>> BEGIN
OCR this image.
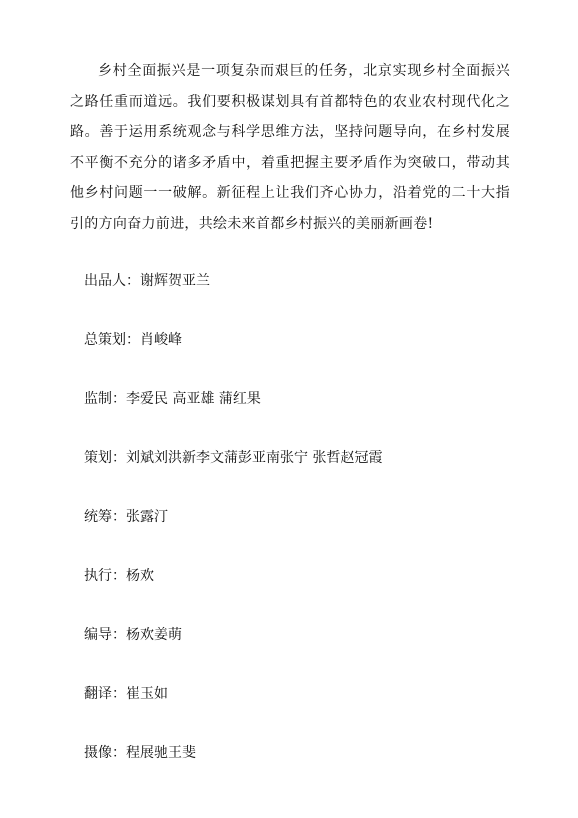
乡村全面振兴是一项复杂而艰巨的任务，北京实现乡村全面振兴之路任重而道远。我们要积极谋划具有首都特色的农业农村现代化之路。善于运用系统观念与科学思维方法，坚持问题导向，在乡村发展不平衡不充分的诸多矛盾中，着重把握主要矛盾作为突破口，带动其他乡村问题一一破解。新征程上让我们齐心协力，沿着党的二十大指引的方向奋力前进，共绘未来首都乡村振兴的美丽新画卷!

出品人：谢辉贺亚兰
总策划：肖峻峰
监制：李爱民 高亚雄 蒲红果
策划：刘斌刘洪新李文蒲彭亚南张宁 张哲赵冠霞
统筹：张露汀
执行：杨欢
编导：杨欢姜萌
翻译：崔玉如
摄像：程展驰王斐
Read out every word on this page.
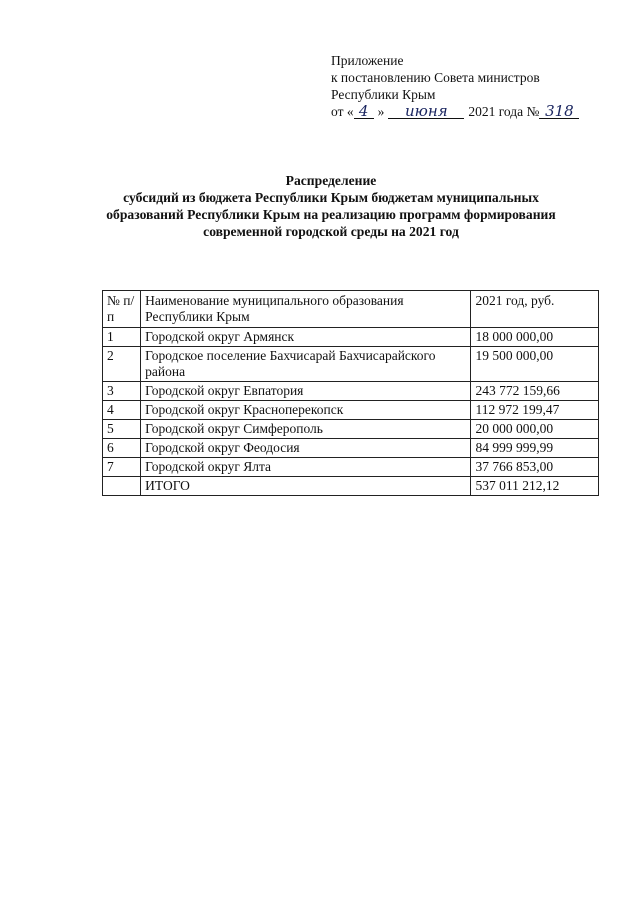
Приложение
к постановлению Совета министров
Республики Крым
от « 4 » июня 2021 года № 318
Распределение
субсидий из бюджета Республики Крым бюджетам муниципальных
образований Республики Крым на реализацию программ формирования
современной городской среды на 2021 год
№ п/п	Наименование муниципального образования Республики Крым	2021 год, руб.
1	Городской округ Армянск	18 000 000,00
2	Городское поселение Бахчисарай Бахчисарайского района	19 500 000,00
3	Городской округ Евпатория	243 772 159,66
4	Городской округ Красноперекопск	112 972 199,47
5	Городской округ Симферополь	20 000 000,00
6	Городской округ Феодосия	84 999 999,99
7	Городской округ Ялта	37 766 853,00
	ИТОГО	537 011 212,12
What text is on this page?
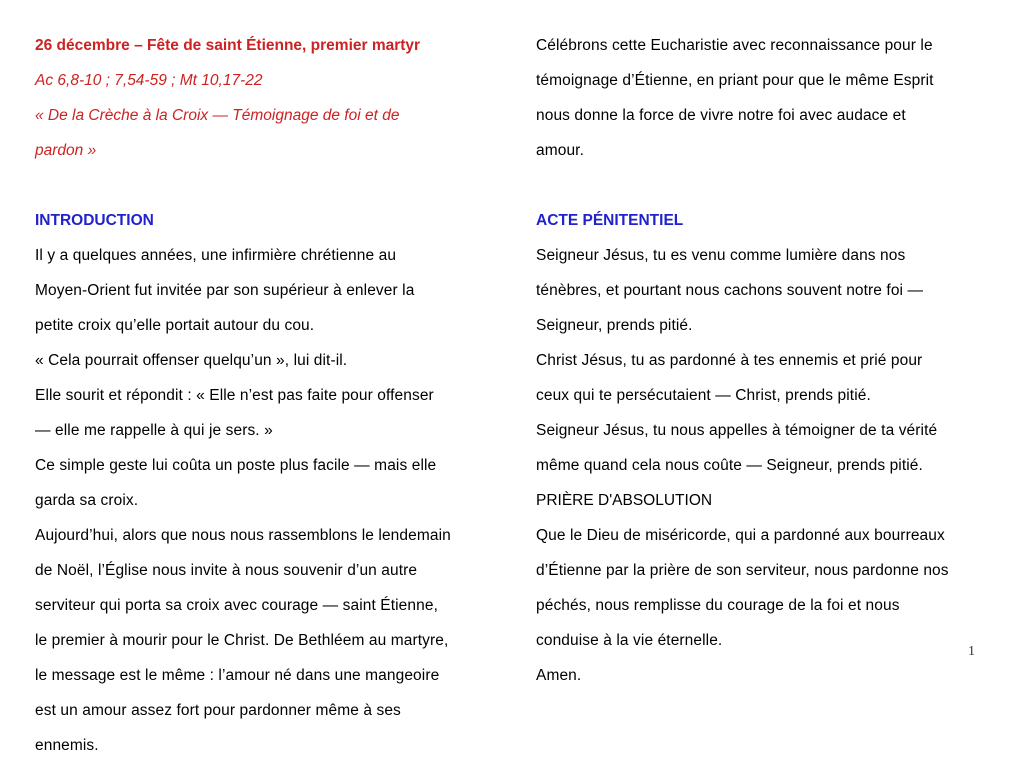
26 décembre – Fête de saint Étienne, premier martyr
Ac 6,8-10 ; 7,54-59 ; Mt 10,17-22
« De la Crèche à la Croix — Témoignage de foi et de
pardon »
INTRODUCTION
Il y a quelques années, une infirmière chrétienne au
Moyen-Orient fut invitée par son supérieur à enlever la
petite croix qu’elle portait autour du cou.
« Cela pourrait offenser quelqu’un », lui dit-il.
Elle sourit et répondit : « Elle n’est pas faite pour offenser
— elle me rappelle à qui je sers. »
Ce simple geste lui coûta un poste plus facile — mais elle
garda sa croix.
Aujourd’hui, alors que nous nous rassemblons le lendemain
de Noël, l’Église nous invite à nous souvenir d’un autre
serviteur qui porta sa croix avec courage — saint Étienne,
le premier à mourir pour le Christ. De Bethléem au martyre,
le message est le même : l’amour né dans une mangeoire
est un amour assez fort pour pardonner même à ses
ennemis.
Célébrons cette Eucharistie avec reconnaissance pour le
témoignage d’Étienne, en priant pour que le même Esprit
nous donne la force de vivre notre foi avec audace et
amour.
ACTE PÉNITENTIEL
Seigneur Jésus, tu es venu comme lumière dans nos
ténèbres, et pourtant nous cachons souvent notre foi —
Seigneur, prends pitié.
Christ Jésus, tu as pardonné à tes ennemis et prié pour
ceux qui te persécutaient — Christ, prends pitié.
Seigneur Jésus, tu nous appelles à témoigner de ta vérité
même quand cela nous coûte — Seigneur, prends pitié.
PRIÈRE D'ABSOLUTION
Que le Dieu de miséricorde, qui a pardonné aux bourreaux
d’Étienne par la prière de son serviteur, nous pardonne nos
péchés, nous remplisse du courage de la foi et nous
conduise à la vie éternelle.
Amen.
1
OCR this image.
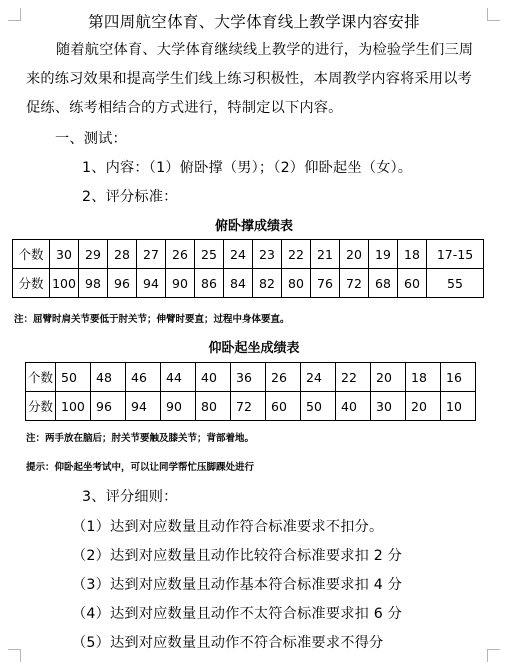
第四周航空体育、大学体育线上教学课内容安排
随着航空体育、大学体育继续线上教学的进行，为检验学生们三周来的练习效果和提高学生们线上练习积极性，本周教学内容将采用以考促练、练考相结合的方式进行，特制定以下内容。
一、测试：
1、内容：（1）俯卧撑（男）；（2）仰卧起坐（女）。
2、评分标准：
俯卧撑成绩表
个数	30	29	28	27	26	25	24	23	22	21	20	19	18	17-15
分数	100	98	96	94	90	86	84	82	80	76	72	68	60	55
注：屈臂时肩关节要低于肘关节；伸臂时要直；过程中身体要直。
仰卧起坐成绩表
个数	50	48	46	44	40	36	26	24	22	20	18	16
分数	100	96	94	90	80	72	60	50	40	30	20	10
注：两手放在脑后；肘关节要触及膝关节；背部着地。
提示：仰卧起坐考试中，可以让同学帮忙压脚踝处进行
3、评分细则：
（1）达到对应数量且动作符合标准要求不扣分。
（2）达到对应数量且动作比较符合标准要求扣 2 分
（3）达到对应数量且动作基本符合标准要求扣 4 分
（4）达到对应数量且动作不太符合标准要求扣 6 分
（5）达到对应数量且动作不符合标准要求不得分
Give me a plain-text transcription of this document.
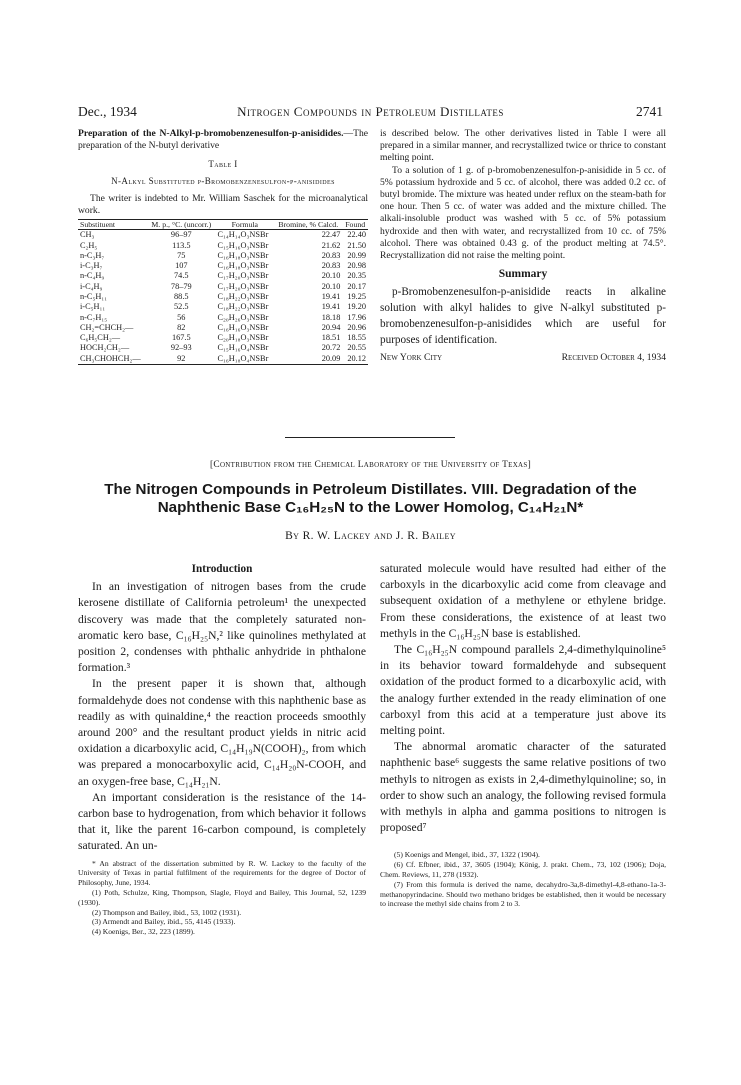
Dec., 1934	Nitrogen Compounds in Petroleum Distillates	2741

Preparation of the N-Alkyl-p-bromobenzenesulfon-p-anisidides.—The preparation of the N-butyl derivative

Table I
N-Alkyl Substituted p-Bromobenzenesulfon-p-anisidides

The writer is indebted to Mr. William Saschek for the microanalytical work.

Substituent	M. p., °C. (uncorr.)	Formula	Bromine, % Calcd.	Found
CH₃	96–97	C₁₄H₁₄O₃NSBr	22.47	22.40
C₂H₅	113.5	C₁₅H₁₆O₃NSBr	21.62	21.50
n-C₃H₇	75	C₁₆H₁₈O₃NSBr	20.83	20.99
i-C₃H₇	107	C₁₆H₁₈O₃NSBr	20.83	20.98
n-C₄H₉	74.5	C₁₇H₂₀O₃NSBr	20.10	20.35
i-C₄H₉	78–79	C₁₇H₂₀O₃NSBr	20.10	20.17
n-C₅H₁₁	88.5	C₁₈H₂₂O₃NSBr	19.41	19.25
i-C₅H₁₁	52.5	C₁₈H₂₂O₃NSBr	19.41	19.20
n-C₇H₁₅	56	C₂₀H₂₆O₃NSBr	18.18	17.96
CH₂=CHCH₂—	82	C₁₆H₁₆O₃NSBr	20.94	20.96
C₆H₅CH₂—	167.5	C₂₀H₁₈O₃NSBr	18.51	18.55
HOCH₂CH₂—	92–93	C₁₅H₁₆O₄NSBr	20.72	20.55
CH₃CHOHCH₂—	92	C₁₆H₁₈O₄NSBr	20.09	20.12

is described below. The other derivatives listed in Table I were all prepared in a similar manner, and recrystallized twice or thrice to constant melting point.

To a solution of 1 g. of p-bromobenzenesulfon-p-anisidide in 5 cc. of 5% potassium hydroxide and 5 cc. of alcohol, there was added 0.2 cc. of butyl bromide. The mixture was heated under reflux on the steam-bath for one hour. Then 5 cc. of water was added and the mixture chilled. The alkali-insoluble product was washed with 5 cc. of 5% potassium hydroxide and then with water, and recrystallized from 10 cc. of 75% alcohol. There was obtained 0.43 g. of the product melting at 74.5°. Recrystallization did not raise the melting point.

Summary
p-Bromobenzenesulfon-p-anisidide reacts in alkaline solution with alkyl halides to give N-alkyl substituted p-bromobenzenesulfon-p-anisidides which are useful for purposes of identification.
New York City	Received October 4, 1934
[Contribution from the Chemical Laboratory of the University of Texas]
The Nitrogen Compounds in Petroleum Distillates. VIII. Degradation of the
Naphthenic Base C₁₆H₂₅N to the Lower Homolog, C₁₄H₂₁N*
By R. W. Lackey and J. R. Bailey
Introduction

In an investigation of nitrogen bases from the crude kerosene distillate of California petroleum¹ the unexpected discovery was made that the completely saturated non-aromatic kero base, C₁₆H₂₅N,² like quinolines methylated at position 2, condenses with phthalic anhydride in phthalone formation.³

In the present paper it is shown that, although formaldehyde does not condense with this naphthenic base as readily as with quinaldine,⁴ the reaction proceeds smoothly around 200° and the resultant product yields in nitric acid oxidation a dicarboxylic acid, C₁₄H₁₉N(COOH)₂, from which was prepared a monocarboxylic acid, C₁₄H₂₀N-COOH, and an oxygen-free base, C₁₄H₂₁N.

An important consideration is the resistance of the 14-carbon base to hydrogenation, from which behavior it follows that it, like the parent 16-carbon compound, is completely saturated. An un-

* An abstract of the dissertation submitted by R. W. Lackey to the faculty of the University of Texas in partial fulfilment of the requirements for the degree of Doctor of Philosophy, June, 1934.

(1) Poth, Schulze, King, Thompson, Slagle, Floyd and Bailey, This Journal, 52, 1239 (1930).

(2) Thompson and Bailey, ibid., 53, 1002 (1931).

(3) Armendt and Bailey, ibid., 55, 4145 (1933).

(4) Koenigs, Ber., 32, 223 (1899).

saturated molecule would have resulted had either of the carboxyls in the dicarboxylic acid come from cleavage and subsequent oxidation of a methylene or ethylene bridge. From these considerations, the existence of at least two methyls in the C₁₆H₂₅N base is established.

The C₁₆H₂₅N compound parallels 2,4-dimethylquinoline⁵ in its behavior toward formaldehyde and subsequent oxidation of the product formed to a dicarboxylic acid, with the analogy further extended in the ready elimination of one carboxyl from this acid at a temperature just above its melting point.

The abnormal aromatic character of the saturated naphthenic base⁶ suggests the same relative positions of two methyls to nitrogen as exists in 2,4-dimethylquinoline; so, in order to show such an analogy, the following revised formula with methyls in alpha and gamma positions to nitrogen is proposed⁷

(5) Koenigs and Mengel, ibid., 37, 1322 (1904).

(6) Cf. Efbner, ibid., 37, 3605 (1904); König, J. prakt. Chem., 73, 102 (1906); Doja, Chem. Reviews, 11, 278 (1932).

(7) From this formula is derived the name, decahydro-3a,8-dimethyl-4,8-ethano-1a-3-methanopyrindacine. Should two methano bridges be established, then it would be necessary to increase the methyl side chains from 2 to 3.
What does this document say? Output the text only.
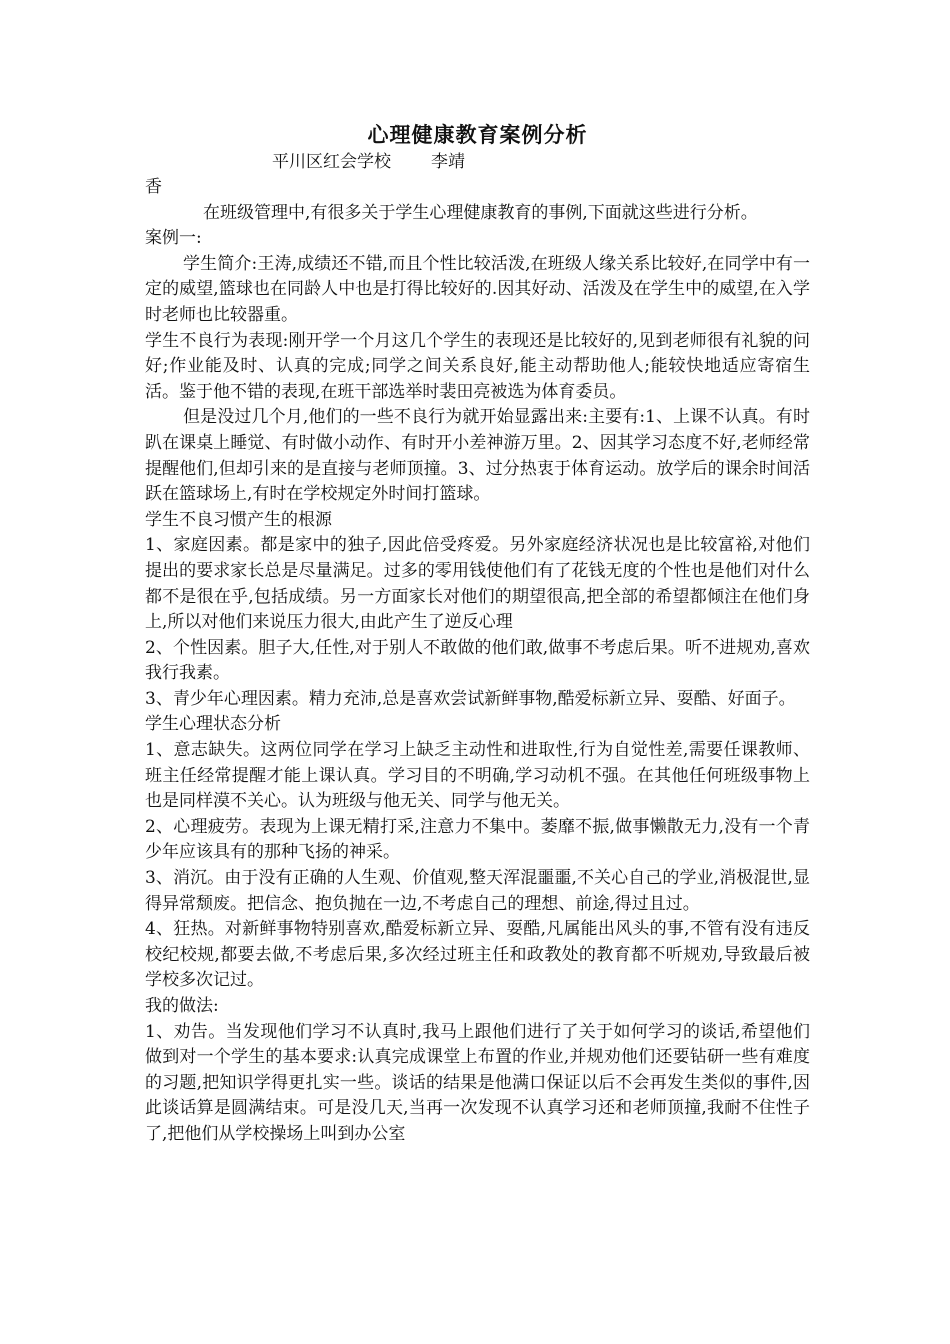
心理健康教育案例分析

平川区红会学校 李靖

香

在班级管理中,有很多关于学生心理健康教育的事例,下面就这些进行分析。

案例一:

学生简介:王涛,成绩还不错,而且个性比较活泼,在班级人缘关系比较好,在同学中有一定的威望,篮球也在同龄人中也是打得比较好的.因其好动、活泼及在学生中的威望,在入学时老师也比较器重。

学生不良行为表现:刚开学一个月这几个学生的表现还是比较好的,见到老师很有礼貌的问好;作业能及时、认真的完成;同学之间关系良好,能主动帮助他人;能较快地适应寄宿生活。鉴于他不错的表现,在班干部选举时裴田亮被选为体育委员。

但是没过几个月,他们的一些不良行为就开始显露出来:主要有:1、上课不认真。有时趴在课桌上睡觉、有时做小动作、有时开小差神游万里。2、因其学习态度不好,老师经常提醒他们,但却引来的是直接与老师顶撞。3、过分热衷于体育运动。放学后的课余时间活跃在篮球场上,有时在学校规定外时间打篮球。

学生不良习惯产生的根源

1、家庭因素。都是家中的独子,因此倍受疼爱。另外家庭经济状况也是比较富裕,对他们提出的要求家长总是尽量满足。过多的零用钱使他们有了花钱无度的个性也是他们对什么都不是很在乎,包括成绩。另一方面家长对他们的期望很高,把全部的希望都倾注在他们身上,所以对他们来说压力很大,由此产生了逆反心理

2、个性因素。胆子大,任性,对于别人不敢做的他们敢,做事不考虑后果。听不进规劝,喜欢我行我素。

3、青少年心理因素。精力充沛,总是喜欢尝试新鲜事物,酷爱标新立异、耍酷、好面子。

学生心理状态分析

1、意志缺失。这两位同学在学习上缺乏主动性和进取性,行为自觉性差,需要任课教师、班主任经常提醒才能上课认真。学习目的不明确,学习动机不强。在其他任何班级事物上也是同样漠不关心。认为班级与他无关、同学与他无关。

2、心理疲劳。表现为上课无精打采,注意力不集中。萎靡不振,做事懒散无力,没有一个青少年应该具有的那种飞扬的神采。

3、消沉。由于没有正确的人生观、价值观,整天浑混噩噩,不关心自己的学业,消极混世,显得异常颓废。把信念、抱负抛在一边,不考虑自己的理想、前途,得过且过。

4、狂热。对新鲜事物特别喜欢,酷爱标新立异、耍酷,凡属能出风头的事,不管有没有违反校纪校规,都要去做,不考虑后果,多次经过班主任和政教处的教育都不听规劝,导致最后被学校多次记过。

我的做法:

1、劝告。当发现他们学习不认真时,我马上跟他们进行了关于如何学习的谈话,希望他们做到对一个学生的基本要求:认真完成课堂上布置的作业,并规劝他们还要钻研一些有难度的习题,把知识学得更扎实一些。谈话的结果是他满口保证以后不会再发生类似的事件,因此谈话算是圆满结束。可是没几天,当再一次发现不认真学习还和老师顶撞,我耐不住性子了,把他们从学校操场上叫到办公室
>> END
▶ [Short exercise] Each line in the listing above that contains "Thompson" should be copied.

▶ [Answer in full]
(1) Poth, Schulze, King, Thompson, Slagle, Floyd and Bailey, This Journal, 52, 1239 (1930).
(2) Thompson and Bailey, ibid., 53, 1002 (1931).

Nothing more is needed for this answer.